**Exercise details**
Your answer should be one number: the count of lines in these entries that hold the word "seat".

[Saved data entries]
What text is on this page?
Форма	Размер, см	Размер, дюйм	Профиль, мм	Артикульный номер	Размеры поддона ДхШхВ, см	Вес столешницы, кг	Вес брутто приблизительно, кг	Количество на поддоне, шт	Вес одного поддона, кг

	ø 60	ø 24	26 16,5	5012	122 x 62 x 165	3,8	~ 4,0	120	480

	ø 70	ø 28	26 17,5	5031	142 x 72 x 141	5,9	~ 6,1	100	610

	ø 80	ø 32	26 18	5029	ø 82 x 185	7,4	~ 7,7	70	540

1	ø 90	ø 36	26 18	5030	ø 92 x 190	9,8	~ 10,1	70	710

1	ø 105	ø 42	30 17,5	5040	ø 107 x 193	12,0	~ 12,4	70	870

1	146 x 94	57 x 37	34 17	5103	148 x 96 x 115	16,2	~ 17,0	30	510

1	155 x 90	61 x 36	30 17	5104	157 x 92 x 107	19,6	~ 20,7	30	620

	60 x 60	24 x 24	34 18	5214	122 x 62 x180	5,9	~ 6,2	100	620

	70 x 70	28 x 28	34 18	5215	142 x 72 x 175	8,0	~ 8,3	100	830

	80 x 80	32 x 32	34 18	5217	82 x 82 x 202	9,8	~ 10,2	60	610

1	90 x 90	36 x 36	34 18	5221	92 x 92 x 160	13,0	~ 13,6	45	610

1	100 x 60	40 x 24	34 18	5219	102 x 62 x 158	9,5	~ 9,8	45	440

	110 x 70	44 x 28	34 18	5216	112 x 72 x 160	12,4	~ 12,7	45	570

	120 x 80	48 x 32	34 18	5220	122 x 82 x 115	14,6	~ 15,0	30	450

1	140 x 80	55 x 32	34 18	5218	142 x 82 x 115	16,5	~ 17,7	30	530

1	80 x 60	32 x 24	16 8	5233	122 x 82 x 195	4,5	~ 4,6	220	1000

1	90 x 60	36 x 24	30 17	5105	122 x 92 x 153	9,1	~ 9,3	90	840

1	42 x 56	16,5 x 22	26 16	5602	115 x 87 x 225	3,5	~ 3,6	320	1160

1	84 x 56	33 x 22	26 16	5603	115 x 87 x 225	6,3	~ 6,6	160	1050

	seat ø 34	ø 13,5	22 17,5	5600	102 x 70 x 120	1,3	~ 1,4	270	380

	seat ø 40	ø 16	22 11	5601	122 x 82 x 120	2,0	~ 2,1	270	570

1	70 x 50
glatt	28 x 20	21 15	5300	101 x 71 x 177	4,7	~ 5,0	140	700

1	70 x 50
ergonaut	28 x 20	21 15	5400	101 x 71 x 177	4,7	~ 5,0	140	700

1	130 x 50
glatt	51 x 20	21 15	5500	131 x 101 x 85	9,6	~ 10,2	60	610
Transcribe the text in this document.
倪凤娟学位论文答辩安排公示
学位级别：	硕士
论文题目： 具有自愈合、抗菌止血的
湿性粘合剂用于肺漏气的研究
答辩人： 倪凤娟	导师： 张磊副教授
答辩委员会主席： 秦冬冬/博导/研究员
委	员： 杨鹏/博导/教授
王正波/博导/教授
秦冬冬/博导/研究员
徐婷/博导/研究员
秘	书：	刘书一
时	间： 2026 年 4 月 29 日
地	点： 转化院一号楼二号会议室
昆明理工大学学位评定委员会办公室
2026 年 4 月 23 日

**Correct result**
2